What is the count of lines below that include "unit"? Reply with nothing else.

- - - - -

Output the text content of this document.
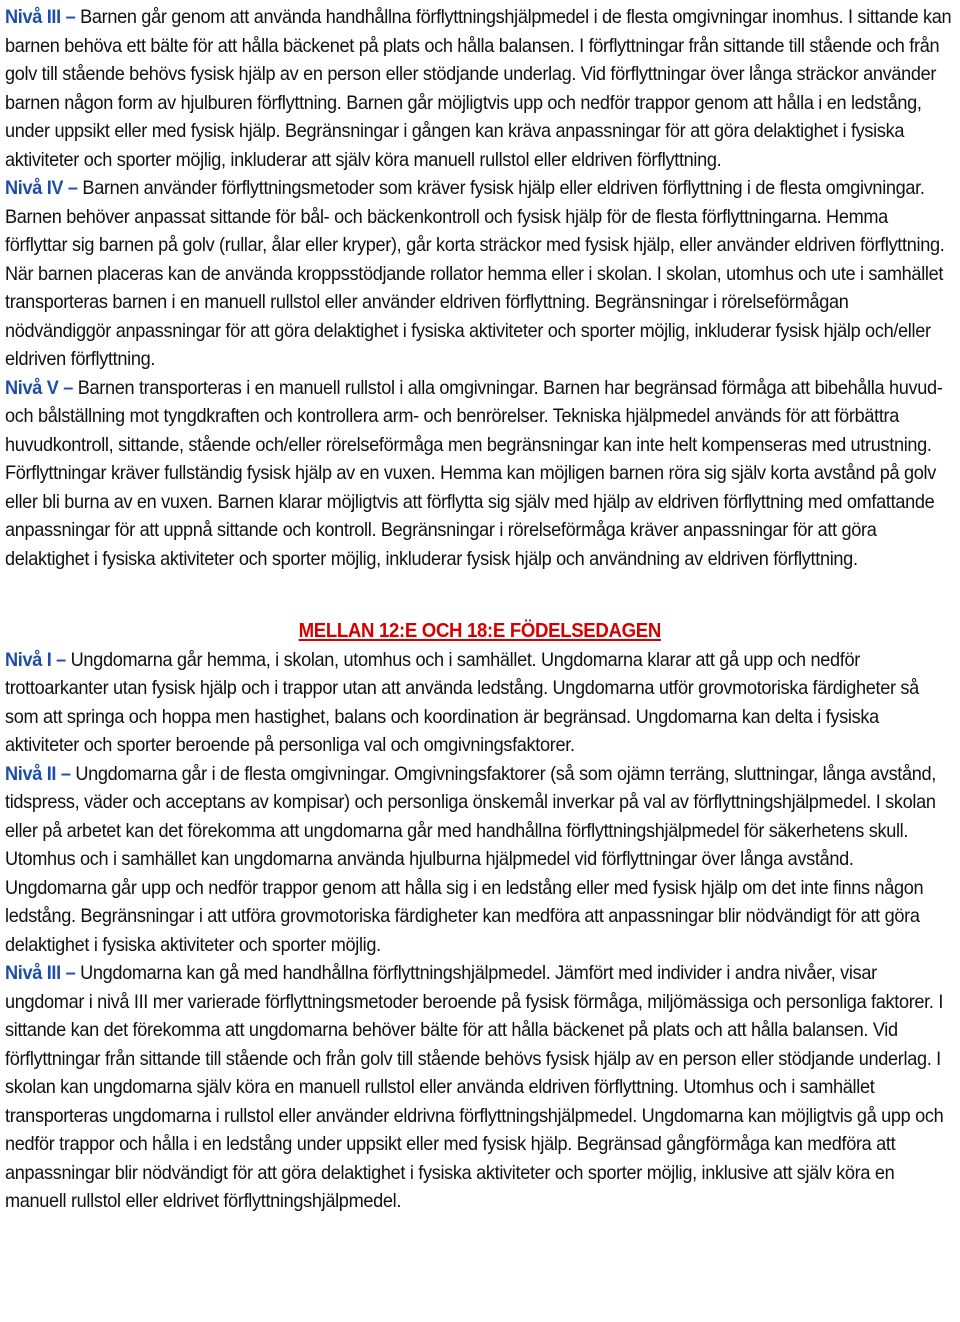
Nivå III – Barnen går genom att använda handhållna förflyttningshjälpmedel i de flesta omgivningar inomhus. I sittande kan barnen behöva ett bälte för att hålla bäckenet på plats och hålla balansen. I förflyttningar från sittande till stående och från golv till stående behövs fysisk hjälp av en person eller stödjande underlag. Vid förflyttningar över långa sträckor använder barnen någon form av hjulburen förflyttning. Barnen går möjligtvis upp och nedför trappor genom att hålla i en ledstång, under uppsikt eller med fysisk hjälp. Begränsningar i gången kan kräva anpassningar för att göra delaktighet i fysiska aktiviteter och sporter möjlig, inkluderar att själv köra manuell rullstol eller eldriven förflyttning.

Nivå IV – Barnen använder förflyttningsmetoder som kräver fysisk hjälp eller eldriven förflyttning i de flesta omgivningar. Barnen behöver anpassat sittande för bål- och bäckenkontroll och fysisk hjälp för de flesta förflyttningarna. Hemma förflyttar sig barnen på golv (rullar, ålar eller kryper), går korta sträckor med fysisk hjälp, eller använder eldriven förflyttning. När barnen placeras kan de använda kroppsstödjande rollator hemma eller i skolan. I skolan, utomhus och ute i samhället transporteras barnen i en manuell rullstol eller använder eldriven förflyttning. Begränsningar i rörelseförmågan nödvändiggör anpassningar för att göra delaktighet i fysiska aktiviteter och sporter möjlig, inkluderar fysisk hjälp och/eller eldriven förflyttning.

Nivå V – Barnen transporteras i en manuell rullstol i alla omgivningar. Barnen har begränsad förmåga att bibehålla huvud- och bålställning mot tyngdkraften och kontrollera arm- och benrörelser. Tekniska hjälpmedel används för att förbättra huvudkontroll, sittande, stående och/eller rörelseförmåga men begränsningar kan inte helt kompenseras med utrustning. Förflyttningar kräver fullständig fysisk hjälp av en vuxen. Hemma kan möjligen barnen röra sig själv korta avstånd på golv eller bli burna av en vuxen. Barnen klarar möjligtvis att förflytta sig själv med hjälp av eldriven förflyttning med omfattande anpassningar för att uppnå sittande och kontroll. Begränsningar i rörelseförmåga kräver anpassningar för att göra delaktighet i fysiska aktiviteter och sporter möjlig, inkluderar fysisk hjälp och användning av eldriven förflyttning.

MELLAN 12:E OCH 18:E FÖDELSEDAGEN

Nivå I – Ungdomarna går hemma, i skolan, utomhus och i samhället. Ungdomarna klarar att gå upp och nedför trottoarkanter utan fysisk hjälp och i trappor utan att använda ledstång. Ungdomarna utför grovmotoriska färdigheter så som att springa och hoppa men hastighet, balans och koordination är begränsad. Ungdomarna kan delta i fysiska aktiviteter och sporter beroende på personliga val och omgivningsfaktorer.

Nivå II – Ungdomarna går i de flesta omgivningar. Omgivningsfaktorer (så som ojämn terräng, sluttningar, långa avstånd, tidspress, väder och acceptans av kompisar) och personliga önskemål inverkar på val av förflyttningshjälpmedel. I skolan eller på arbetet kan det förekomma att ungdomarna går med handhållna förflyttningshjälpmedel för säkerhetens skull. Utomhus och i samhället kan ungdomarna använda hjulburna hjälpmedel vid förflyttningar över långa avstånd. Ungdomarna går upp och nedför trappor genom att hålla sig i en ledstång eller med fysisk hjälp om det inte finns någon ledstång. Begränsningar i att utföra grovmotoriska färdigheter kan medföra att anpassningar blir nödvändigt för att göra delaktighet i fysiska aktiviteter och sporter möjlig.

Nivå III – Ungdomarna kan gå med handhållna förflyttningshjälpmedel. Jämfört med individer i andra nivåer, visar ungdomar i nivå III mer varierade förflyttningsmetoder beroende på fysisk förmåga, miljömässiga och personliga faktorer. I sittande kan det förekomma att ungdomarna behöver bälte för att hålla bäckenet på plats och att hålla balansen. Vid förflyttningar från sittande till stående och från golv till stående behövs fysisk hjälp av en person eller stödjande underlag. I skolan kan ungdomarna själv köra en manuell rullstol eller använda eldriven förflyttning. Utomhus och i samhället transporteras ungdomarna i rullstol eller använder eldrivna förflyttningshjälpmedel. Ungdomarna kan möjligtvis gå upp och nedför trappor och hålla i en ledstång under uppsikt eller med fysisk hjälp. Begränsad gångförmåga kan medföra att anpassningar blir nödvändigt för att göra delaktighet i fysiska aktiviteter och sporter möjlig, inklusive att själv köra en manuell rullstol eller eldrivet förflyttningshjälpmedel.
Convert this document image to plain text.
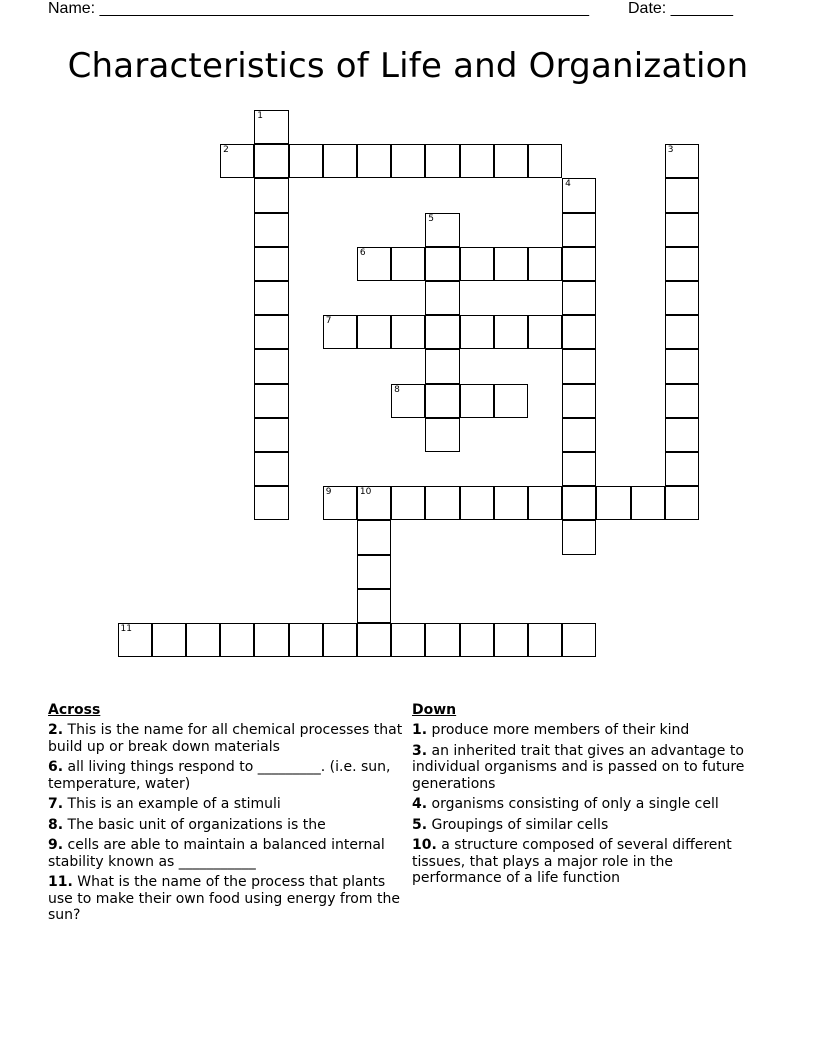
Name: _______________________________________________________ Date: _______
Characteristics of Life and Organization
1
2	3
4
5
6
7
8
9	10
11
Across
2. This is the name for all chemical processes that build up or break down materials
6. all living things respond to _________. (i.e. sun, temperature, water)
7. This is an example of a stimuli
8. The basic unit of organizations is the
9. cells are able to maintain a balanced internal stability known as ___________
11. What is the name of the process that plants use to make their own food using energy from the sun?
Down
1. produce more members of their kind
3. an inherited trait that gives an advantage to individual organisms and is passed on to future generations
4. organisms consisting of only a single cell
5. Groupings of similar cells
10. a structure composed of several different tissues, that plays a major role in the performance of a life function
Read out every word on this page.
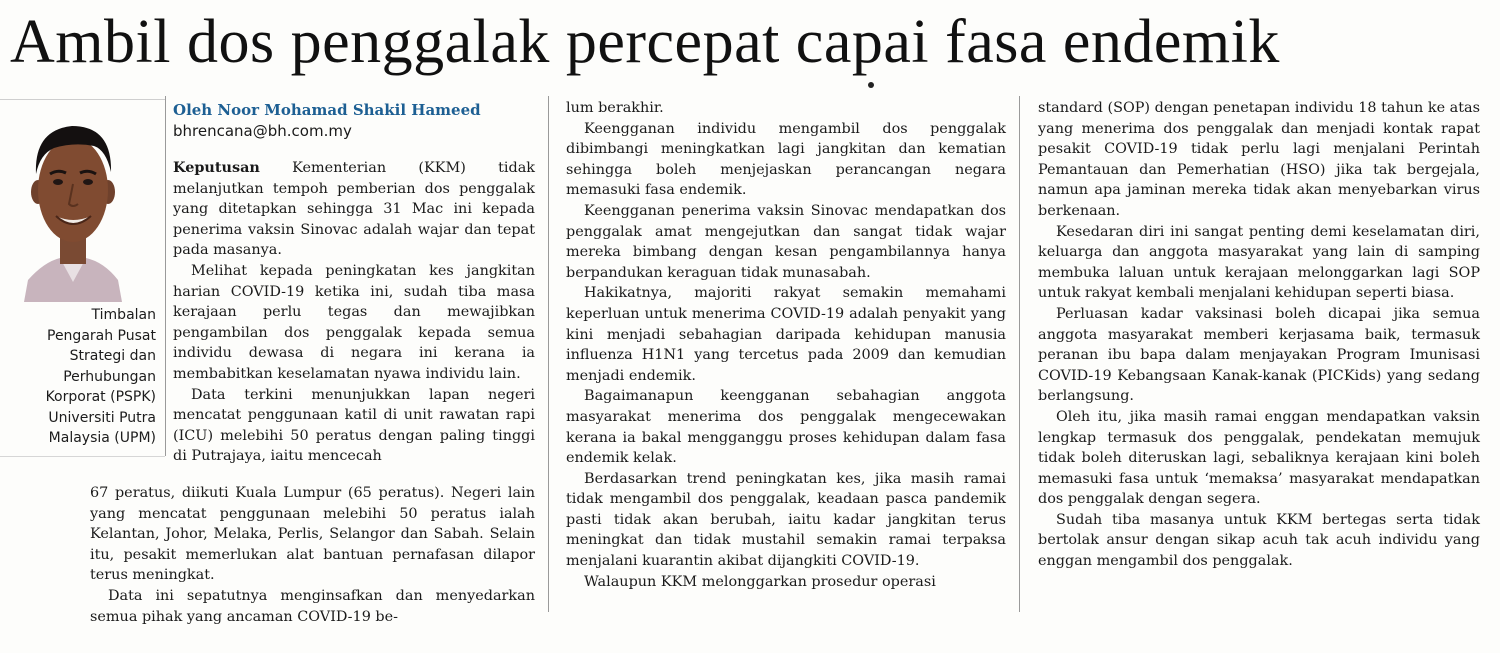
Ambil dos penggalak percepat capai fasa endemik
Timbalan
Pengarah Pusat
Strategi dan
Perhubungan
Korporat (PSPK)
Universiti Putra
Malaysia (UPM)
Oleh Noor Mohamad Shakil Hameed
bhrencana@bh.com.my

Keputusan Kementerian (KKM) tidak melanjutkan tempoh pemberian dos penggalak yang ditetapkan sehingga 31 Mac ini kepada penerima vaksin Sinovac adalah wajar dan tepat pada masanya.

Melihat kepada peningkatan kes jangkitan harian COVID-19 ketika ini, sudah tiba masa kerajaan perlu tegas dan mewajibkan pengambilan dos penggalak kepada semua individu dewasa di negara ini kerana ia membabitkan keselamatan nyawa individu lain.

Data terkini menunjukkan lapan negeri mencatat penggunaan katil di unit rawatan rapi (ICU) melebihi 50 peratus dengan paling tinggi di Putrajaya, iaitu mencecah

67 peratus, diikuti Kuala Lumpur (65 peratus). Negeri lain yang mencatat penggunaan melebihi 50 peratus ialah Kelantan, Johor, Melaka, Perlis, Selangor dan Sabah. Selain itu, pesakit memerlukan alat bantuan pernafasan dilapor terus meningkat.

Data ini sepatutnya menginsafkan dan menyedarkan semua pihak yang ancaman COVID-19 be-

lum berakhir.

Keengganan individu mengambil dos penggalak dibimbangi meningkatkan lagi jangkitan dan kematian sehingga boleh menjejaskan perancangan negara memasuki fasa endemik.

Keengganan penerima vaksin Sinovac mendapatkan dos penggalak amat mengejutkan dan sangat tidak wajar mereka bimbang dengan kesan pengambilannya hanya berpandukan keraguan tidak munasabah.

Hakikatnya, majoriti rakyat semakin memahami keperluan untuk menerima COVID-19 adalah penyakit yang kini menjadi sebahagian daripada kehidupan manusia influenza H1N1 yang tercetus pada 2009 dan kemudian menjadi endemik.

Bagaimanapun keengganan sebahagian anggota masyarakat menerima dos penggalak mengecewakan kerana ia bakal mengganggu proses kehidupan dalam fasa endemik kelak.

Berdasarkan trend peningkatan kes, jika masih ramai tidak mengambil dos penggalak, keadaan pasca pandemik pasti tidak akan berubah, iaitu kadar jangkitan terus meningkat dan tidak mustahil semakin ramai terpaksa menjalani kuarantin akibat dijangkiti COVID-19.

Walaupun KKM melonggarkan prosedur operasi

standard (SOP) dengan penetapan individu 18 tahun ke atas yang menerima dos penggalak dan menjadi kontak rapat pesakit COVID-19 tidak perlu lagi menjalani Perintah Pemantauan dan Pemerhatian (HSO) jika tak bergejala, namun apa jaminan mereka tidak akan menyebarkan virus berkenaan.

Kesedaran diri ini sangat penting demi keselamatan diri, keluarga dan anggota masyarakat yang lain di samping membuka laluan untuk kerajaan melonggarkan lagi SOP untuk rakyat kembali menjalani kehidupan seperti biasa.

Perluasan kadar vaksinasi boleh dicapai jika semua anggota masyarakat memberi kerjasama baik, termasuk peranan ibu bapa dalam menjayakan Program Imunisasi COVID-19 Kebangsaan Kanak-kanak (PICKids) yang sedang berlangsung.

Oleh itu, jika masih ramai enggan mendapatkan vaksin lengkap termasuk dos penggalak, pendekatan memujuk tidak boleh diteruskan lagi, sebaliknya kerajaan kini boleh memasuki fasa untuk ‘memaksa’ masyarakat mendapatkan dos penggalak dengan segera.

Sudah tiba masanya untuk KKM bertegas serta tidak bertolak ansur dengan sikap acuh tak acuh individu yang enggan mengambil dos penggalak.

- - - - -

* **ANSWER FOR THIS EXERCISE**
2